**DIRECTION:** An exact copy of every record is needed.

··· PROVIDED RECORDS

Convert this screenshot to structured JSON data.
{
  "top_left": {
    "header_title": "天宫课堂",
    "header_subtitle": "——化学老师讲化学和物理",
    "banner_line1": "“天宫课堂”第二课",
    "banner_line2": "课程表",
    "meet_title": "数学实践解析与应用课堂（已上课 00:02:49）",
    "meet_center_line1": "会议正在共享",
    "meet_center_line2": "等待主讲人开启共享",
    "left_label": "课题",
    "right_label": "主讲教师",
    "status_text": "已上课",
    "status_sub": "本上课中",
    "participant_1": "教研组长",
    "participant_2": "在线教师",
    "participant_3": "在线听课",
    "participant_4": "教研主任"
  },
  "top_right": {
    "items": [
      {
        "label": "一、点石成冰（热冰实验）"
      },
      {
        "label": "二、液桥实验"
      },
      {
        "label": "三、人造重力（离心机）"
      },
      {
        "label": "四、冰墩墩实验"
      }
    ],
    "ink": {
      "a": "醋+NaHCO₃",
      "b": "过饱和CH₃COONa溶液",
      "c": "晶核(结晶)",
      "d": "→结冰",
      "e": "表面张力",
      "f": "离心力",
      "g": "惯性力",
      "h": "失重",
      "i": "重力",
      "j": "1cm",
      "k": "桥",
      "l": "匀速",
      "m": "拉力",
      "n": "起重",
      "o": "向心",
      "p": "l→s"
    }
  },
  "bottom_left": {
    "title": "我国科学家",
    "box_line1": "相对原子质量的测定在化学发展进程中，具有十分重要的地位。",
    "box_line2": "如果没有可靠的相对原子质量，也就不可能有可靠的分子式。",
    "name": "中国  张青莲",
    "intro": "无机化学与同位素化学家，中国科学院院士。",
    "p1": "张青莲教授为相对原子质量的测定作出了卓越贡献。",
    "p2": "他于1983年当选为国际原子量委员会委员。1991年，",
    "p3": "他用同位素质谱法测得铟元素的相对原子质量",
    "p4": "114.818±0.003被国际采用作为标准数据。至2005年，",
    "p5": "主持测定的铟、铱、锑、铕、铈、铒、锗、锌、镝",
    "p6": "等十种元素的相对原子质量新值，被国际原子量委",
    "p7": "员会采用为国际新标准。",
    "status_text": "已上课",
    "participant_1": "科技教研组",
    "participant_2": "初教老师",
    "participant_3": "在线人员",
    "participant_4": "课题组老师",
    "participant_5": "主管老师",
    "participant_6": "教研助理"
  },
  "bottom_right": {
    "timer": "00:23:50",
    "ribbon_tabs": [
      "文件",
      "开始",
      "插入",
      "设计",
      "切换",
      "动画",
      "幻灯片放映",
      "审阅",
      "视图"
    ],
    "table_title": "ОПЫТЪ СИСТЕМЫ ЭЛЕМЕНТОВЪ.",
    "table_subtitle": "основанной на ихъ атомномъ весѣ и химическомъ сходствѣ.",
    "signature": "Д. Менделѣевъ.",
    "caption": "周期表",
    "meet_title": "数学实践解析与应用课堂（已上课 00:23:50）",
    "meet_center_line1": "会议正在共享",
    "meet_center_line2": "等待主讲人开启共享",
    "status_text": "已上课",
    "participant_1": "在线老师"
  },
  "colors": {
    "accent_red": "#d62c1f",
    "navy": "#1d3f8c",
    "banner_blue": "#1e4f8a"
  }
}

······

**ANSWER IN FULL:**
Convert this screenshot to structured JSON data.
{
  "top_left": {
    "header_title": "天宫课堂",
    "header_subtitle": "——化学老师讲化学和物理",
    "banner_line1": "“天宫课堂”第二课",
    "banner_line2": "课程表",
    "meet_title": "数学实践解析与应用课堂（已上课 00:02:49）",
    "meet_center_line1": "会议正在共享",
    "meet_center_line2": "等待主讲人开启共享",
    "left_label": "课题",
    "right_label": "主讲教师",
    "status_text": "已上课",
    "status_sub": "本上课中",
    "participant_1": "教研组长",
    "participant_2": "在线教师",
    "participant_3": "在线听课",
    "participant_4": "教研主任"
  },
  "top_right": {
    "items": [
      {
        "label": "一、点石成冰（热冰实验）"
      },
      {
        "label": "二、液桥实验"
      },
      {
        "label": "三、人造重力（离心机）"
      },
      {
        "label": "四、冰墩墩实验"
      }
    ],
    "ink": {
      "a": "醋+NaHCO₃",
      "b": "过饱和CH₃COONa溶液",
      "c": "晶核(结晶)",
      "d": "→结冰",
      "e": "表面张力",
      "f": "离心力",
      "g": "惯性力",
      "h": "失重",
      "i": "重力",
      "j": "1cm",
      "k": "桥",
      "l": "匀速",
      "m": "拉力",
      "n": "起重",
      "o": "向心",
      "p": "l→s"
    }
  },
  "bottom_left": {
    "title": "我国科学家",
    "box_line1": "相对原子质量的测定在化学发展进程中，具有十分重要的地位。",
    "box_line2": "如果没有可靠的相对原子质量，也就不可能有可靠的分子式。",
    "name": "中国  张青莲",
    "intro": "无机化学与同位素化学家，中国科学院院士。",
    "p1": "张青莲教授为相对原子质量的测定作出了卓越贡献。",
    "p2": "他于1983年当选为国际原子量委员会委员。1991年，",
    "p3": "他用同位素质谱法测得铟元素的相对原子质量",
    "p4": "114.818±0.003被国际采用作为标准数据。至2005年，",
    "p5": "主持测定的铟、铱、锑、铕、铈、铒、锗、锌、镝",
    "p6": "等十种元素的相对原子质量新值，被国际原子量委",
    "p7": "员会采用为国际新标准。",
    "status_text": "已上课",
    "participant_1": "科技教研组",
    "participant_2": "初教老师",
    "participant_3": "在线人员",
    "participant_4": "课题组老师",
    "participant_5": "主管老师",
    "participant_6": "教研助理"
  },
  "bottom_right": {
    "timer": "00:23:50",
    "ribbon_tabs": [
      "文件",
      "开始",
      "插入",
      "设计",
      "切换",
      "动画",
      "幻灯片放映",
      "审阅",
      "视图"
    ],
    "table_title": "ОПЫТЪ СИСТЕМЫ ЭЛЕМЕНТОВЪ.",
    "table_subtitle": "основанной на ихъ атомномъ весѣ и химическомъ сходствѣ.",
    "signature": "Д. Менделѣевъ.",
    "caption": "周期表",
    "meet_title": "数学实践解析与应用课堂（已上课 00:23:50）",
    "meet_center_line1": "会议正在共享",
    "meet_center_line2": "等待主讲人开启共享",
    "status_text": "已上课",
    "participant_1": "在线老师"
  },
  "colors": {
    "accent_red": "#d62c1f",
    "navy": "#1d3f8c",
    "banner_blue": "#1e4f8a"
  }
}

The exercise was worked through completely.